◆ **Written task**
Reproduce this listing in full.

━━━━━ Task input

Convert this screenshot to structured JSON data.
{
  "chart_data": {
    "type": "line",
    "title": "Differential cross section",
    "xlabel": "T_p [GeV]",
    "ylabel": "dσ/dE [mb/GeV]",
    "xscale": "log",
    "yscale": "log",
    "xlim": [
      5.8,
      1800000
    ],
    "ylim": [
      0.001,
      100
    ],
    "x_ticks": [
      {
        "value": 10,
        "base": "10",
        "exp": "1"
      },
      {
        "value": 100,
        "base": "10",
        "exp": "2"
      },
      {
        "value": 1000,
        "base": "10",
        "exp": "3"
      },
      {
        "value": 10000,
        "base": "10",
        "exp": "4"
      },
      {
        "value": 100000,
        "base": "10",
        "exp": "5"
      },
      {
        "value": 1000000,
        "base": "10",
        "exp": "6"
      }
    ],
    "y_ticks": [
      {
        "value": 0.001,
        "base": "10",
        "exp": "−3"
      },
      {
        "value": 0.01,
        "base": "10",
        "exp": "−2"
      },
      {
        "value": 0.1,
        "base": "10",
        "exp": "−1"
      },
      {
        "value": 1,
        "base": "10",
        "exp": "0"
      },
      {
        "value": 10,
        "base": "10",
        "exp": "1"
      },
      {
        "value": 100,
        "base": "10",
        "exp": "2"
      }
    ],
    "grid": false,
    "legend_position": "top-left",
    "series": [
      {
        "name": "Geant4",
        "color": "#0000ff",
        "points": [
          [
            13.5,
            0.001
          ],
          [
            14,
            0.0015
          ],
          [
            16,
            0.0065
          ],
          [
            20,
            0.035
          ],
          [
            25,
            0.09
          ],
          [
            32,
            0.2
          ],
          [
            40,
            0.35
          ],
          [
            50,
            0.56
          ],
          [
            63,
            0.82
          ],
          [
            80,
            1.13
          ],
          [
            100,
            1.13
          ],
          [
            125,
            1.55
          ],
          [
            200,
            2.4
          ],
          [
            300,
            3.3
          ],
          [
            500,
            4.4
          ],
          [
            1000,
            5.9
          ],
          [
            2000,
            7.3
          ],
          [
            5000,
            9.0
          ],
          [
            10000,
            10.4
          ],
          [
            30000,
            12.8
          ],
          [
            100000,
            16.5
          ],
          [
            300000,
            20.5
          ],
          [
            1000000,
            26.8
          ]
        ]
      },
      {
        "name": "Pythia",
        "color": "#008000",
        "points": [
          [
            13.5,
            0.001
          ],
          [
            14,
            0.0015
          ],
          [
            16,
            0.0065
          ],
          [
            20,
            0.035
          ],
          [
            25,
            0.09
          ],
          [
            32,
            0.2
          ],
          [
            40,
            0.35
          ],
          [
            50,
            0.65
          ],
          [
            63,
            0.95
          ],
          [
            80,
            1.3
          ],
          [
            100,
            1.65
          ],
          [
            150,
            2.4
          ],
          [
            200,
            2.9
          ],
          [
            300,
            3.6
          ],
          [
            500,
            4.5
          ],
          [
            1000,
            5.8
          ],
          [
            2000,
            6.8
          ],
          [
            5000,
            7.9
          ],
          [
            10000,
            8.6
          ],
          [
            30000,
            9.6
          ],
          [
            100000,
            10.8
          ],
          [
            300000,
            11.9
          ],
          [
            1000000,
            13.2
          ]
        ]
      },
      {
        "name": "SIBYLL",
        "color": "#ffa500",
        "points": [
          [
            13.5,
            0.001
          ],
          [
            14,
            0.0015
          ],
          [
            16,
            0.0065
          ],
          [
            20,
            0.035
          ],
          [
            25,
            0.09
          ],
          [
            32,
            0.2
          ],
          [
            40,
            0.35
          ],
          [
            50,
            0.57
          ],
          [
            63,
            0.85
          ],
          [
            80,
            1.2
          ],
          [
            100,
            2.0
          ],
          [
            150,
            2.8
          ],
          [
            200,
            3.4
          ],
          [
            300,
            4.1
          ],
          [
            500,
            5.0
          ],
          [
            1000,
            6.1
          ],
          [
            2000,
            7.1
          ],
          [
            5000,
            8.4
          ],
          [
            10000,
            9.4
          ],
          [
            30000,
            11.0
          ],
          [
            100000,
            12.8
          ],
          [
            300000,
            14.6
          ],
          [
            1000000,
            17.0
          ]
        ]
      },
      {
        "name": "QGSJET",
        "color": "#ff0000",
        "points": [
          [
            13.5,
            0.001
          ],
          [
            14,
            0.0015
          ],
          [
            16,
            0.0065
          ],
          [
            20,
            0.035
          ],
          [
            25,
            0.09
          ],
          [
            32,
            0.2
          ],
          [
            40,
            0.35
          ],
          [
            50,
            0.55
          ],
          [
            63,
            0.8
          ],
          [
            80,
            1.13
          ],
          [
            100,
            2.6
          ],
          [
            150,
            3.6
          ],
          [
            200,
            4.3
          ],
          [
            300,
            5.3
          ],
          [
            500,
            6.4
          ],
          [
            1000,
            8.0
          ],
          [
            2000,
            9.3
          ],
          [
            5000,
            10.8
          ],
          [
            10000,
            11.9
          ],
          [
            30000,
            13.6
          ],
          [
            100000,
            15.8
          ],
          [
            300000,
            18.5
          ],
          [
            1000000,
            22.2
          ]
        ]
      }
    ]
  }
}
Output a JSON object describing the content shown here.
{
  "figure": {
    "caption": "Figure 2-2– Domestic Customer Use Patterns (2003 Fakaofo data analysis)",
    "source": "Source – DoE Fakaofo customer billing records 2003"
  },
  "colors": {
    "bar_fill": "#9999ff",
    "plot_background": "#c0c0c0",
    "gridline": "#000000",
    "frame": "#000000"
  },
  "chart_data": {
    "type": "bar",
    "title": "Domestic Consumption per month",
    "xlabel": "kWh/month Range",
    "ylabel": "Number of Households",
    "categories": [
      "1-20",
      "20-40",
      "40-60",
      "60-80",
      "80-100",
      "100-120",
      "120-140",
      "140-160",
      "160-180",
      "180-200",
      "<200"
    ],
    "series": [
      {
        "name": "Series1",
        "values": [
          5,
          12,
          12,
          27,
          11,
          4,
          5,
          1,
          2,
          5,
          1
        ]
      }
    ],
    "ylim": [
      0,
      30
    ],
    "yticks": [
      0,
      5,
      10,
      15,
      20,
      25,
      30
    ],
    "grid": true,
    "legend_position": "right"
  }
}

━━━━━━━━━━

◆ **Correct result**
Convert this screenshot to structured JSON data.
{
  "chart_data": {
    "type": "line",
    "title": "Differential cross section",
    "xlabel": "T_p [GeV]",
    "ylabel": "dσ/dE [mb/GeV]",
    "xscale": "log",
    "yscale": "log",
    "xlim": [
      5.8,
      1800000
    ],
    "ylim": [
      0.001,
      100
    ],
    "x_ticks": [
      {
        "value": 10,
        "base": "10",
        "exp": "1"
      },
      {
        "value": 100,
        "base": "10",
        "exp": "2"
      },
      {
        "value": 1000,
        "base": "10",
        "exp": "3"
      },
      {
        "value": 10000,
        "base": "10",
        "exp": "4"
      },
      {
        "value": 100000,
        "base": "10",
        "exp": "5"
      },
      {
        "value": 1000000,
        "base": "10",
        "exp": "6"
      }
    ],
    "y_ticks": [
      {
        "value": 0.001,
        "base": "10",
        "exp": "−3"
      },
      {
        "value": 0.01,
        "base": "10",
        "exp": "−2"
      },
      {
        "value": 0.1,
        "base": "10",
        "exp": "−1"
      },
      {
        "value": 1,
        "base": "10",
        "exp": "0"
      },
      {
        "value": 10,
        "base": "10",
        "exp": "1"
      },
      {
        "value": 100,
        "base": "10",
        "exp": "2"
      }
    ],
    "grid": false,
    "legend_position": "top-left",
    "series": [
      {
        "name": "Geant4",
        "color": "#0000ff",
        "points": [
          [
            13.5,
            0.001
          ],
          [
            14,
            0.0015
          ],
          [
            16,
            0.0065
          ],
          [
            20,
            0.035
          ],
          [
            25,
            0.09
          ],
          [
            32,
            0.2
          ],
          [
            40,
            0.35
          ],
          [
            50,
            0.56
          ],
          [
            63,
            0.82
          ],
          [
            80,
            1.13
          ],
          [
            100,
            1.13
          ],
          [
            125,
            1.55
          ],
          [
            200,
            2.4
          ],
          [
            300,
            3.3
          ],
          [
            500,
            4.4
          ],
          [
            1000,
            5.9
          ],
          [
            2000,
            7.3
          ],
          [
            5000,
            9.0
          ],
          [
            10000,
            10.4
          ],
          [
            30000,
            12.8
          ],
          [
            100000,
            16.5
          ],
          [
            300000,
            20.5
          ],
          [
            1000000,
            26.8
          ]
        ]
      },
      {
        "name": "Pythia",
        "color": "#008000",
        "points": [
          [
            13.5,
            0.001
          ],
          [
            14,
            0.0015
          ],
          [
            16,
            0.0065
          ],
          [
            20,
            0.035
          ],
          [
            25,
            0.09
          ],
          [
            32,
            0.2
          ],
          [
            40,
            0.35
          ],
          [
            50,
            0.65
          ],
          [
            63,
            0.95
          ],
          [
            80,
            1.3
          ],
          [
            100,
            1.65
          ],
          [
            150,
            2.4
          ],
          [
            200,
            2.9
          ],
          [
            300,
            3.6
          ],
          [
            500,
            4.5
          ],
          [
            1000,
            5.8
          ],
          [
            2000,
            6.8
          ],
          [
            5000,
            7.9
          ],
          [
            10000,
            8.6
          ],
          [
            30000,
            9.6
          ],
          [
            100000,
            10.8
          ],
          [
            300000,
            11.9
          ],
          [
            1000000,
            13.2
          ]
        ]
      },
      {
        "name": "SIBYLL",
        "color": "#ffa500",
        "points": [
          [
            13.5,
            0.001
          ],
          [
            14,
            0.0015
          ],
          [
            16,
            0.0065
          ],
          [
            20,
            0.035
          ],
          [
            25,
            0.09
          ],
          [
            32,
            0.2
          ],
          [
            40,
            0.35
          ],
          [
            50,
            0.57
          ],
          [
            63,
            0.85
          ],
          [
            80,
            1.2
          ],
          [
            100,
            2.0
          ],
          [
            150,
            2.8
          ],
          [
            200,
            3.4
          ],
          [
            300,
            4.1
          ],
          [
            500,
            5.0
          ],
          [
            1000,
            6.1
          ],
          [
            2000,
            7.1
          ],
          [
            5000,
            8.4
          ],
          [
            10000,
            9.4
          ],
          [
            30000,
            11.0
          ],
          [
            100000,
            12.8
          ],
          [
            300000,
            14.6
          ],
          [
            1000000,
            17.0
          ]
        ]
      },
      {
        "name": "QGSJET",
        "color": "#ff0000",
        "points": [
          [
            13.5,
            0.001
          ],
          [
            14,
            0.0015
          ],
          [
            16,
            0.0065
          ],
          [
            20,
            0.035
          ],
          [
            25,
            0.09
          ],
          [
            32,
            0.2
          ],
          [
            40,
            0.35
          ],
          [
            50,
            0.55
          ],
          [
            63,
            0.8
          ],
          [
            80,
            1.13
          ],
          [
            100,
            2.6
          ],
          [
            150,
            3.6
          ],
          [
            200,
            4.3
          ],
          [
            300,
            5.3
          ],
          [
            500,
            6.4
          ],
          [
            1000,
            8.0
          ],
          [
            2000,
            9.3
          ],
          [
            5000,
            10.8
          ],
          [
            10000,
            11.9
          ],
          [
            30000,
            13.6
          ],
          [
            100000,
            15.8
          ],
          [
            300000,
            18.5
          ],
          [
            1000000,
            22.2
          ]
        ]
      }
    ]
  }
}
Output a JSON object describing the content shown here.
{
  "figure": {
    "caption": "Figure 2-2– Domestic Customer Use Patterns (2003 Fakaofo data analysis)",
    "source": "Source – DoE Fakaofo customer billing records 2003"
  },
  "colors": {
    "bar_fill": "#9999ff",
    "plot_background": "#c0c0c0",
    "gridline": "#000000",
    "frame": "#000000"
  },
  "chart_data": {
    "type": "bar",
    "title": "Domestic Consumption per month",
    "xlabel": "kWh/month Range",
    "ylabel": "Number of Households",
    "categories": [
      "1-20",
      "20-40",
      "40-60",
      "60-80",
      "80-100",
      "100-120",
      "120-140",
      "140-160",
      "160-180",
      "180-200",
      "<200"
    ],
    "series": [
      {
        "name": "Series1",
        "values": [
          5,
          12,
          12,
          27,
          11,
          4,
          5,
          1,
          2,
          5,
          1
        ]
      }
    ],
    "ylim": [
      0,
      30
    ],
    "yticks": [
      0,
      5,
      10,
      15,
      20,
      25,
      30
    ],
    "grid": true,
    "legend_position": "right"
  }
}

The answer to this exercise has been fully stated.